**TASK**: Reproduce every line of the items below without alteration, omitting the pictures.

──────

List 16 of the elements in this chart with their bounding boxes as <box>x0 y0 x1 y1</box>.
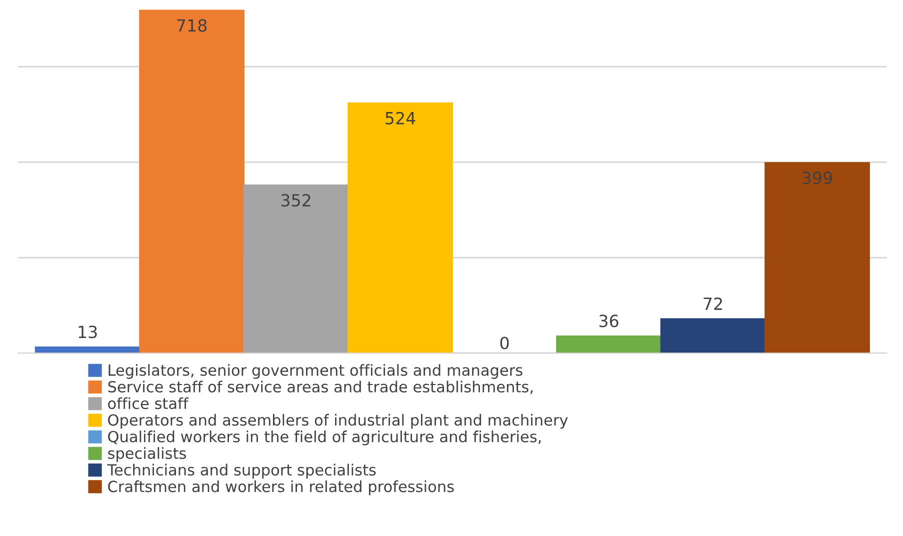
data-label: 0 <box>500 336 509 350</box>
legend-label: Service staff of service areas and trade establishments, <box>108 380 533 394</box>
data-label: 13 <box>78 326 97 338</box>
legend-label: Legislators, senior government officials and managers <box>108 364 522 379</box>
data-label: 352 <box>281 194 310 207</box>
legend-label: Qualified workers in the field of agriculture and fisheries, <box>108 430 541 446</box>
data-label: 718 <box>177 19 207 32</box>
legend-label: Technicians and support specialists <box>107 464 376 479</box>
data-label: 399 <box>802 172 832 184</box>
data-label: 72 <box>704 297 722 310</box>
data-label: 524 <box>386 112 416 124</box>
legend-label: Operators and assemblers of industrial plant and machinery <box>108 414 568 429</box>
legend-label: specialists <box>108 447 186 462</box>
legend-label: Craftsmen and workers in related professions <box>108 480 454 496</box>
data-label: 36 <box>599 314 618 328</box>
legend-label: office staff <box>108 397 189 410</box>
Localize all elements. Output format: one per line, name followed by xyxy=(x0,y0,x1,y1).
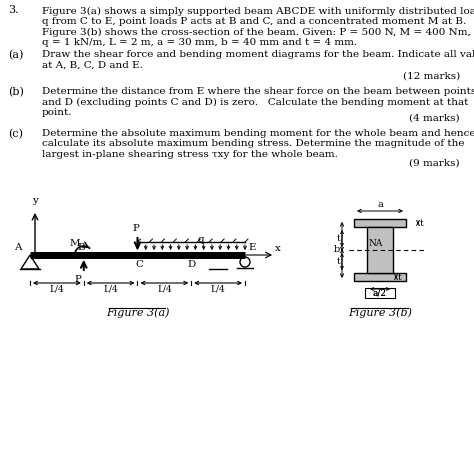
Text: (9 marks): (9 marks) xyxy=(410,159,460,168)
Text: q = 1 kN/m, L = 2 m, a = 30 mm, b = 40 mm and t = 4 mm.: q = 1 kN/m, L = 2 m, a = 30 mm, b = 40 m… xyxy=(42,39,357,47)
Text: C: C xyxy=(136,260,144,269)
Text: Draw the shear force and bending moment diagrams for the beam. Indicate all valu: Draw the shear force and bending moment … xyxy=(42,50,474,59)
Text: t: t xyxy=(398,272,402,281)
Text: (c): (c) xyxy=(8,129,23,140)
Text: Determine the absolute maximum bending moment for the whole beam and hence: Determine the absolute maximum bending m… xyxy=(42,129,474,138)
Text: q: q xyxy=(198,235,205,244)
Text: y: y xyxy=(32,196,38,205)
Text: L/4: L/4 xyxy=(103,285,118,294)
Text: a: a xyxy=(377,200,383,209)
Text: (b): (b) xyxy=(8,87,24,97)
Text: t: t xyxy=(420,219,424,227)
Text: t: t xyxy=(336,257,340,266)
Bar xyxy=(354,273,406,281)
Text: Figure 3(b) shows the cross-section of the beam. Given: P = 500 N, M = 400 Nm,: Figure 3(b) shows the cross-section of t… xyxy=(42,28,471,37)
Text: M: M xyxy=(70,239,81,248)
Text: Figure 3(b): Figure 3(b) xyxy=(348,307,412,318)
Text: E: E xyxy=(248,243,255,252)
Bar xyxy=(367,227,393,273)
Text: a/2: a/2 xyxy=(373,288,387,298)
Text: largest in-plane shearing stress τxy for the whole beam.: largest in-plane shearing stress τxy for… xyxy=(42,150,338,159)
Text: P: P xyxy=(75,275,82,284)
Text: calculate its absolute maximum bending stress. Determine the magnitude of the: calculate its absolute maximum bending s… xyxy=(42,140,465,148)
Text: A: A xyxy=(15,243,22,252)
Text: P: P xyxy=(132,224,139,233)
Text: a/2: a/2 xyxy=(373,289,387,298)
Text: NA: NA xyxy=(369,239,383,248)
Text: D: D xyxy=(187,260,195,269)
Text: 3.: 3. xyxy=(8,5,18,15)
Text: (12 marks): (12 marks) xyxy=(403,72,460,81)
Text: at A, B, C, D and E.: at A, B, C, D and E. xyxy=(42,60,143,69)
Text: L/4: L/4 xyxy=(157,285,172,294)
Text: Figure 3(a) shows a simply supported beam ABCDE with uniformly distributed load: Figure 3(a) shows a simply supported bea… xyxy=(42,7,474,16)
Bar xyxy=(365,288,395,298)
Text: B: B xyxy=(78,243,86,252)
Text: t: t xyxy=(336,234,340,243)
Text: point.: point. xyxy=(42,108,73,117)
Text: (4 marks): (4 marks) xyxy=(410,114,460,123)
Text: L/4: L/4 xyxy=(211,285,226,294)
Text: and D (excluding points C and D) is zero.   Calculate the bending moment at that: and D (excluding points C and D) is zero… xyxy=(42,98,468,106)
Text: q from C to E, point loads P acts at B and C, and a concentrated moment M at B.: q from C to E, point loads P acts at B a… xyxy=(42,18,466,27)
Bar xyxy=(354,219,406,227)
Text: (a): (a) xyxy=(8,50,23,60)
Text: x: x xyxy=(275,244,281,253)
Text: L/4: L/4 xyxy=(49,285,64,294)
Text: Figure 3(a): Figure 3(a) xyxy=(106,307,169,318)
Text: Determine the distance from E where the shear force on the beam between points C: Determine the distance from E where the … xyxy=(42,87,474,96)
Text: b: b xyxy=(334,246,340,254)
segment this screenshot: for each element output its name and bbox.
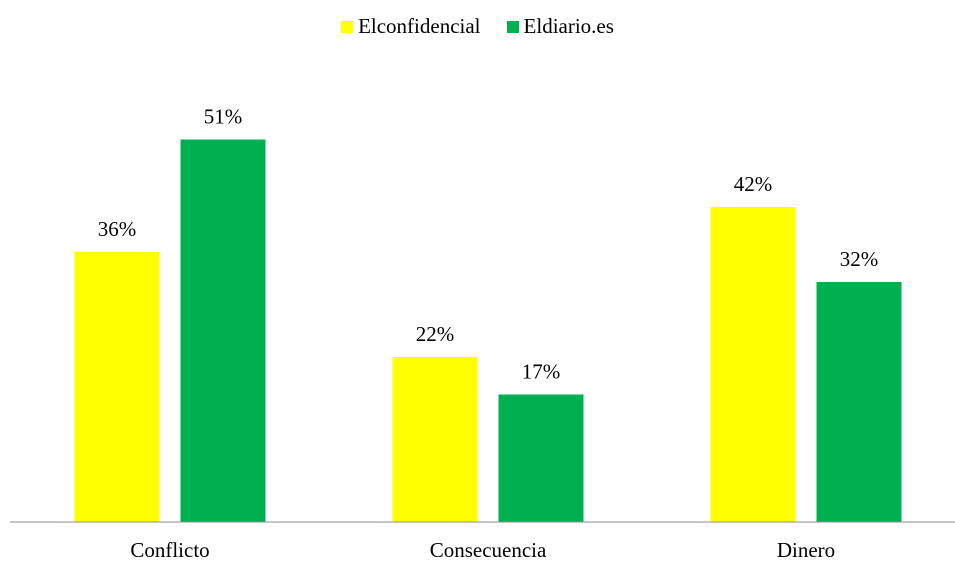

──────

**REPLY**:
List 16 of the elements in this chart with their bounding boxes as <box>x0 y0 x1 y1</box>.
data-label: 0 <box>500 336 509 350</box>
legend-label: Service staff of service areas and trade establishments, <box>108 380 533 394</box>
data-label: 13 <box>78 326 97 338</box>
legend-label: Legislators, senior government officials and managers <box>108 364 522 379</box>
data-label: 352 <box>281 194 310 207</box>
legend-label: Qualified workers in the field of agriculture and fisheries, <box>108 430 541 446</box>
data-label: 718 <box>177 19 207 32</box>
legend-label: Technicians and support specialists <box>107 464 376 479</box>
data-label: 399 <box>802 172 832 184</box>
data-label: 72 <box>704 297 722 310</box>
data-label: 524 <box>386 112 416 124</box>
legend-label: Operators and assemblers of industrial plant and machinery <box>108 414 568 429</box>
legend-label: specialists <box>108 447 186 462</box>
legend-label: Craftsmen and workers in related professions <box>108 480 454 496</box>
data-label: 36 <box>599 314 618 328</box>
legend-label: office staff <box>108 397 189 410</box>
Localize all elements. Output format: one per line, name followed by xyxy=(x0,y0,x1,y1).
Text: (9 marks): (9 marks) xyxy=(410,159,460,168)
Text: q = 1 kN/m, L = 2 m, a = 30 mm, b = 40 mm and t = 4 mm.: q = 1 kN/m, L = 2 m, a = 30 mm, b = 40 m… xyxy=(42,39,357,47)
Text: C: C xyxy=(136,260,144,269)
Text: Draw the shear force and bending moment diagrams for the beam. Indicate all valu: Draw the shear force and bending moment … xyxy=(42,50,474,59)
Text: t: t xyxy=(398,272,402,281)
Text: (c): (c) xyxy=(8,129,23,140)
Text: Determine the absolute maximum bending moment for the whole beam and hence: Determine the absolute maximum bending m… xyxy=(42,129,474,138)
Text: q: q xyxy=(198,235,205,244)
Text: y: y xyxy=(32,196,38,205)
Text: L/4: L/4 xyxy=(103,285,118,294)
Text: a: a xyxy=(377,200,383,209)
Text: (b): (b) xyxy=(8,87,24,97)
Text: t: t xyxy=(420,219,424,227)
Text: t: t xyxy=(336,257,340,266)
Bar xyxy=(354,273,406,281)
Text: Figure 3(b) shows the cross-section of the beam. Given: P = 500 N, M = 400 Nm,: Figure 3(b) shows the cross-section of t… xyxy=(42,28,471,37)
Text: M: M xyxy=(70,239,81,248)
Text: Figure 3(b): Figure 3(b) xyxy=(348,307,412,318)
Text: E: E xyxy=(248,243,255,252)
Bar xyxy=(367,227,393,273)
Text: a/2: a/2 xyxy=(373,288,387,298)
Text: largest in-plane shearing stress τxy for the whole beam.: largest in-plane shearing stress τxy for… xyxy=(42,150,338,159)
Text: P: P xyxy=(75,275,82,284)
Text: calculate its absolute maximum bending stress. Determine the magnitude of the: calculate its absolute maximum bending s… xyxy=(42,140,465,148)
Text: A: A xyxy=(15,243,22,252)
Text: P: P xyxy=(132,224,139,233)
Text: a/2: a/2 xyxy=(373,289,387,298)
Text: NA: NA xyxy=(369,239,383,248)
Text: D: D xyxy=(187,260,195,269)
Text: 3.: 3. xyxy=(8,5,18,15)
Text: (12 marks): (12 marks) xyxy=(403,72,460,81)
Text: at A, B, C, D and E.: at A, B, C, D and E. xyxy=(42,60,143,69)
Text: L/4: L/4 xyxy=(157,285,172,294)
Text: Figure 3(a) shows a simply supported beam ABCDE with uniformly distributed load: Figure 3(a) shows a simply supported bea… xyxy=(42,7,474,16)
Bar xyxy=(365,288,395,298)
Text: B: B xyxy=(78,243,86,252)
Text: t: t xyxy=(336,234,340,243)
Text: point.: point. xyxy=(42,108,73,117)
Text: (4 marks): (4 marks) xyxy=(410,114,460,123)
Text: L/4: L/4 xyxy=(211,285,226,294)
Text: and D (excluding points C and D) is zero.   Calculate the bending moment at that: and D (excluding points C and D) is zero… xyxy=(42,98,468,106)
Text: q from C to E, point loads P acts at B and C, and a concentrated moment M at B.: q from C to E, point loads P acts at B a… xyxy=(42,18,466,27)
Bar xyxy=(354,219,406,227)
Text: (a): (a) xyxy=(8,50,23,60)
Text: x: x xyxy=(275,244,281,253)
Text: L/4: L/4 xyxy=(49,285,64,294)
Text: Figure 3(a): Figure 3(a) xyxy=(106,307,169,318)
Text: Determine the distance from E where the shear force on the beam between points C: Determine the distance from E where the … xyxy=(42,87,474,96)
Text: b: b xyxy=(334,246,340,254)
segment this screenshot: for each element output its name and bbox.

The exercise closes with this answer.